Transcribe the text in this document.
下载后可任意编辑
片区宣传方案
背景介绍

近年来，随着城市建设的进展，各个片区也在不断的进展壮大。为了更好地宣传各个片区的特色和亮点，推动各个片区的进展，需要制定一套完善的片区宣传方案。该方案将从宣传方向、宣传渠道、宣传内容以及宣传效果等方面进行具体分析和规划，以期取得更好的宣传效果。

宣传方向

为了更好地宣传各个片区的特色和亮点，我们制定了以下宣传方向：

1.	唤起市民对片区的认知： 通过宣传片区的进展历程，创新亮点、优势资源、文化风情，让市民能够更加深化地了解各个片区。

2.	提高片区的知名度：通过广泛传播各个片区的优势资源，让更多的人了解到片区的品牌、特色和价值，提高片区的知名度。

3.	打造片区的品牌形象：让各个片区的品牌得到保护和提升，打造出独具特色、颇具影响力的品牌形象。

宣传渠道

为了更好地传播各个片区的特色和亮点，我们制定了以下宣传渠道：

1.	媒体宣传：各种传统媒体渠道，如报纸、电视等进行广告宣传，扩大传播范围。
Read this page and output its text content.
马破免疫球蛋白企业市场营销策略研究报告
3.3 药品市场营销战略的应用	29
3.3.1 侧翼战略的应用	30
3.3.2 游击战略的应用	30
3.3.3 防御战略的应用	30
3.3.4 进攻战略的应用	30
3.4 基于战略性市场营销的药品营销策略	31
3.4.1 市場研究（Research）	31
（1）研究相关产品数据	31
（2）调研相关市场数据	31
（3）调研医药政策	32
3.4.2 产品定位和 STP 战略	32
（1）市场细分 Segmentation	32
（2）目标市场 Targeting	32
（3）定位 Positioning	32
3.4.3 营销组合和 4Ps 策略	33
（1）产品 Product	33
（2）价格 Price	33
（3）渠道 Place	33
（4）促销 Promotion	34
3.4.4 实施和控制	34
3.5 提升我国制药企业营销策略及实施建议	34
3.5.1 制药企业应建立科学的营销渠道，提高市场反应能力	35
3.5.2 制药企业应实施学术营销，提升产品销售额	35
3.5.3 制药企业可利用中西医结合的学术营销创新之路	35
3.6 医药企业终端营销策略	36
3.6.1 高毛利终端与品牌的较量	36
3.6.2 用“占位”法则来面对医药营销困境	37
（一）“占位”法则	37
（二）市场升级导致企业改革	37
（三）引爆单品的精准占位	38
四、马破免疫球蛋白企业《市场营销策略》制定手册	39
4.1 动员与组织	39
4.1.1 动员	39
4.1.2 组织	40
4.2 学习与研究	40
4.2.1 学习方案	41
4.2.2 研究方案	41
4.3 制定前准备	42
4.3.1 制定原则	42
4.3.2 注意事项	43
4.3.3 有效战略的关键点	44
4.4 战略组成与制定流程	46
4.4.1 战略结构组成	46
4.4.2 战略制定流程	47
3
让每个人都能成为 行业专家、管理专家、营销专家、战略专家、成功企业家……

### Job:
Set down exactly what runs from the line with "Read this page and output its text content." to the last line of the data above, including both of those lines and no others.

### Task result:
Read this page and output its text content.
马破免疫球蛋白企业市场营销策略研究报告
3.3 药品市场营销战略的应用	29
3.3.1 侧翼战略的应用	30
3.3.2 游击战略的应用	30
3.3.3 防御战略的应用	30
3.3.4 进攻战略的应用	30
3.4 基于战略性市场营销的药品营销策略	31
3.4.1 市場研究（Research）	31
（1）研究相关产品数据	31
（2）调研相关市场数据	31
（3）调研医药政策	32
3.4.2 产品定位和 STP 战略	32
（1）市场细分 Segmentation	32
（2）目标市场 Targeting	32
（3）定位 Positioning	32
3.4.3 营销组合和 4Ps 策略	33
（1）产品 Product	33
（2）价格 Price	33
（3）渠道 Place	33
（4）促销 Promotion	34
3.4.4 实施和控制	34
3.5 提升我国制药企业营销策略及实施建议	34
3.5.1 制药企业应建立科学的营销渠道，提高市场反应能力	35
3.5.2 制药企业应实施学术营销，提升产品销售额	35
3.5.3 制药企业可利用中西医结合的学术营销创新之路	35
3.6 医药企业终端营销策略	36
3.6.1 高毛利终端与品牌的较量	36
3.6.2 用“占位”法则来面对医药营销困境	37
（一）“占位”法则	37
（二）市场升级导致企业改革	37
（三）引爆单品的精准占位	38
四、马破免疫球蛋白企业《市场营销策略》制定手册	39
4.1 动员与组织	39
4.1.1 动员	39
4.1.2 组织	40
4.2 学习与研究	40
4.2.1 学习方案	41
4.2.2 研究方案	41
4.3 制定前准备	42
4.3.1 制定原则	42
4.3.2 注意事项	43
4.3.3 有效战略的关键点	44
4.4 战略组成与制定流程	46
4.4.1 战略结构组成	46
4.4.2 战略制定流程	47
3
让每个人都能成为 行业专家、管理专家、营销专家、战略专家、成功企业家……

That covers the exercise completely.